To do.
Go through the records below line by line. Count the lines with "Closing" and give the count alone.

Supplied data.
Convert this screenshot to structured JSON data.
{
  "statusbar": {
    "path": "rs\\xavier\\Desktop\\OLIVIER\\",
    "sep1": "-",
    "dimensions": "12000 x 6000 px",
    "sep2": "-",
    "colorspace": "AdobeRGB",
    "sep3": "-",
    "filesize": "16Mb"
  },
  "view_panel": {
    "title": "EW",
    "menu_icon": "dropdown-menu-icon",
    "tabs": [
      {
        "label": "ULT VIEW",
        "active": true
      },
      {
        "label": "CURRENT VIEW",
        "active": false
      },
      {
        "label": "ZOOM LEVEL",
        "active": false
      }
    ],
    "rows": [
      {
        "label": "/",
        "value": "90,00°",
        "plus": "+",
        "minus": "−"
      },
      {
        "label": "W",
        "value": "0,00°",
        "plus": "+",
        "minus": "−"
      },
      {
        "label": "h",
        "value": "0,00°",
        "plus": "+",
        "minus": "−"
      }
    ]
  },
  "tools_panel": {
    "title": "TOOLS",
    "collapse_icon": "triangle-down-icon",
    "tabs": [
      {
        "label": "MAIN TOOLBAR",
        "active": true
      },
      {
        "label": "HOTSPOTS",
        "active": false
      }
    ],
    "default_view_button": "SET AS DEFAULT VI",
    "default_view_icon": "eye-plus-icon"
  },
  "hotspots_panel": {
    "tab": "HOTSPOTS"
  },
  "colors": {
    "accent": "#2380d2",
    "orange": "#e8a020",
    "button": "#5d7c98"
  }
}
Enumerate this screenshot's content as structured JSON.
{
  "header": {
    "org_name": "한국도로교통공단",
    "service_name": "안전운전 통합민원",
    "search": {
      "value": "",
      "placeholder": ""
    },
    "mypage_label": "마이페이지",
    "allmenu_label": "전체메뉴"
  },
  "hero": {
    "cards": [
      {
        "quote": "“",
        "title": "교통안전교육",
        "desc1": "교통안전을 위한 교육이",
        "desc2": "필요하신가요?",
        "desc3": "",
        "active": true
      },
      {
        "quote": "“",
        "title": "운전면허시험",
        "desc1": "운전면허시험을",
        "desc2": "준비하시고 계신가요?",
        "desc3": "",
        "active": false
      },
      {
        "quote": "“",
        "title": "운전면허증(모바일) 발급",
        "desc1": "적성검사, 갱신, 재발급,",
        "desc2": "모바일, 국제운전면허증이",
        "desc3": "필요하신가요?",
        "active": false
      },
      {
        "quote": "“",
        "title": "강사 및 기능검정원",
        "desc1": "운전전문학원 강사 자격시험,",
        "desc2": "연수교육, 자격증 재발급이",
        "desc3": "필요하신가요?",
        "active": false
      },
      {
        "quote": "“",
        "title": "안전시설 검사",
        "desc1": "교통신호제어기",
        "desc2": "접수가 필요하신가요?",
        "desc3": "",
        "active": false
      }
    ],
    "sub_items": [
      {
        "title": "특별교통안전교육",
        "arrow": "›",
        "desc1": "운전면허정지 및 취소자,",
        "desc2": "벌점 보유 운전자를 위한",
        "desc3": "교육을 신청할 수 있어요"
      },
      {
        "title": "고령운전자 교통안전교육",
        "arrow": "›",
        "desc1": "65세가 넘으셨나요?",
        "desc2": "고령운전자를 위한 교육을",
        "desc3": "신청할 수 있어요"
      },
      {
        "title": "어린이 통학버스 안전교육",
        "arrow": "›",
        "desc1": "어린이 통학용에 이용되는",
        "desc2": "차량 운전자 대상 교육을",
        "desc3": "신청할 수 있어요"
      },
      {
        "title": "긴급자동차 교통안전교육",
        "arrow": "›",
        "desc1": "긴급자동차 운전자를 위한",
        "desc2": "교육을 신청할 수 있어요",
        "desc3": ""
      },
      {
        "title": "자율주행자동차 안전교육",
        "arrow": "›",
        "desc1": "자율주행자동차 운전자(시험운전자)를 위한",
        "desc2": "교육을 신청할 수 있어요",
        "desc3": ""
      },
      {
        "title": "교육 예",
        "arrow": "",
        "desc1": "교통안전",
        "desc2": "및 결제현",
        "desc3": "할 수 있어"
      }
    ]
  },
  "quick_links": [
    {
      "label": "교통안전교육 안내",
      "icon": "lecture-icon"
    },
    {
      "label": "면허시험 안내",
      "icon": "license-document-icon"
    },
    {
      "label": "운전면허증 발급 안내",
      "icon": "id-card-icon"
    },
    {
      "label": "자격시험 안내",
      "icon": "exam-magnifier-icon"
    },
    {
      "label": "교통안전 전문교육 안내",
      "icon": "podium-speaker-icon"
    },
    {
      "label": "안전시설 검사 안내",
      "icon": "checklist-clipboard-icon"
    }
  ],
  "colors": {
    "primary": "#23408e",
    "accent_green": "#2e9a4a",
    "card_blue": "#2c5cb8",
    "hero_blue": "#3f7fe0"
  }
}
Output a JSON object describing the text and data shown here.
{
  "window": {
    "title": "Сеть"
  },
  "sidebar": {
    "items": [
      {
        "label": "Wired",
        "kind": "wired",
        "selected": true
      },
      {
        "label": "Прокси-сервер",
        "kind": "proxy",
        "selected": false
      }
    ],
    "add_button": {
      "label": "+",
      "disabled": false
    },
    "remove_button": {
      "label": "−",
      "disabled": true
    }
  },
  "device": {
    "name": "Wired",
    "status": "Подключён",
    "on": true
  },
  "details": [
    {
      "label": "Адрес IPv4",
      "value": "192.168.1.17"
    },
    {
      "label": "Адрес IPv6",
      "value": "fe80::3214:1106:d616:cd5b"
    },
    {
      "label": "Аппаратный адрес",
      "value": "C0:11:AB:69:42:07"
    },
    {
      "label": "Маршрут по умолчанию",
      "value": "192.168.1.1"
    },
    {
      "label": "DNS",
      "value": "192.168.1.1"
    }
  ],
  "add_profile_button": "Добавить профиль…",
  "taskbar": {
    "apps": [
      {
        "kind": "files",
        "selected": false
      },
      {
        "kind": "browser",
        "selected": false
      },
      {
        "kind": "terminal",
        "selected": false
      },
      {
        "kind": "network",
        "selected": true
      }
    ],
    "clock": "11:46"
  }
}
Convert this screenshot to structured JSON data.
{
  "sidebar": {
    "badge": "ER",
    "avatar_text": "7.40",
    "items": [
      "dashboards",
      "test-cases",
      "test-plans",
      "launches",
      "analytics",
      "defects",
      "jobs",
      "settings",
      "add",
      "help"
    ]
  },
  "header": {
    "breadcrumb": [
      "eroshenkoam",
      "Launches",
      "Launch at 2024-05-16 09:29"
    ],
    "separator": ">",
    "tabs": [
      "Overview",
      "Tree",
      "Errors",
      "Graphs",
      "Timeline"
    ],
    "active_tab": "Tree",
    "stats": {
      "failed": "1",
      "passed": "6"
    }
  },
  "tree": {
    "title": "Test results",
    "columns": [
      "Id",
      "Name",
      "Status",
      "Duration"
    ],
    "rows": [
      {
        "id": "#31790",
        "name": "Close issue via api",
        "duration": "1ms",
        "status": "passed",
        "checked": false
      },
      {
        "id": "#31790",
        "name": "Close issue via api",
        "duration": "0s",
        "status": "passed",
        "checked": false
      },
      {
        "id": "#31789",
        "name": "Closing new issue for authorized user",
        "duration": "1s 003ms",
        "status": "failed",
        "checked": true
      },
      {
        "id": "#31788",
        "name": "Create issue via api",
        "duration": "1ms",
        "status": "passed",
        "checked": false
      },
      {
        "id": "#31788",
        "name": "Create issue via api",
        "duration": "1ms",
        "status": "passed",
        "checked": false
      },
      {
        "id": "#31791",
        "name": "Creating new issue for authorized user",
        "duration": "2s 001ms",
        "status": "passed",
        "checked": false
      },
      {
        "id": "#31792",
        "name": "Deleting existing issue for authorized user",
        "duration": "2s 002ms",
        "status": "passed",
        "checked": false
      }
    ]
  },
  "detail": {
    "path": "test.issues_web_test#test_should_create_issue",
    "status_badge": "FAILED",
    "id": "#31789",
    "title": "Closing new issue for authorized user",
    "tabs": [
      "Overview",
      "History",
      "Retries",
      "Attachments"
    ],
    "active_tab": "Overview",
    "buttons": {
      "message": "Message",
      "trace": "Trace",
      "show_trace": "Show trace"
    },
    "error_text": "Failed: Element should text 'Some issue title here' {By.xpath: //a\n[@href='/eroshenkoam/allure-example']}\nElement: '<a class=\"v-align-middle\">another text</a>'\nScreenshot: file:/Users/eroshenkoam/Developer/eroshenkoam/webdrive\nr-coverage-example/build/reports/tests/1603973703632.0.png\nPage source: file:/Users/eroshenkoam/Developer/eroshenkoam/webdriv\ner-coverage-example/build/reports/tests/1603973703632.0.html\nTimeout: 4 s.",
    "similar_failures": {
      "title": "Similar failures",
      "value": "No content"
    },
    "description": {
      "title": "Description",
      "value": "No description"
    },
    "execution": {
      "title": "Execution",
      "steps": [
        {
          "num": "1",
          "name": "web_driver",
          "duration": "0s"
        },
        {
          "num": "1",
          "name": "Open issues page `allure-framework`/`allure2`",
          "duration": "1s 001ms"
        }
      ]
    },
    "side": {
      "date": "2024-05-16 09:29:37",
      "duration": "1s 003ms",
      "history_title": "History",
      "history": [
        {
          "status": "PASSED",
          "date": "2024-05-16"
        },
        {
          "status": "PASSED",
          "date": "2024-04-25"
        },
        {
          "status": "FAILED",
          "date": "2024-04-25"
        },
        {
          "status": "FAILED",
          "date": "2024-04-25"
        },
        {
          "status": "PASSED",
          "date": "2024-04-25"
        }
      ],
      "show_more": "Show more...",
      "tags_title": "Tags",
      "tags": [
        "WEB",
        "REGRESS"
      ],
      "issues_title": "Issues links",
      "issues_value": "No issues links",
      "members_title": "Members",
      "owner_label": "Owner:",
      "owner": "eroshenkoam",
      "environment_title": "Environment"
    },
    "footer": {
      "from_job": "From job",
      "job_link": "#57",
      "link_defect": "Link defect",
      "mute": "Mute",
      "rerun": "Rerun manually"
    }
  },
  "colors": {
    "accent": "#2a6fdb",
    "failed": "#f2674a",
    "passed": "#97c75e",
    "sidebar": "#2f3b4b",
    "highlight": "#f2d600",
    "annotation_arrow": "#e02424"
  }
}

The answer.
2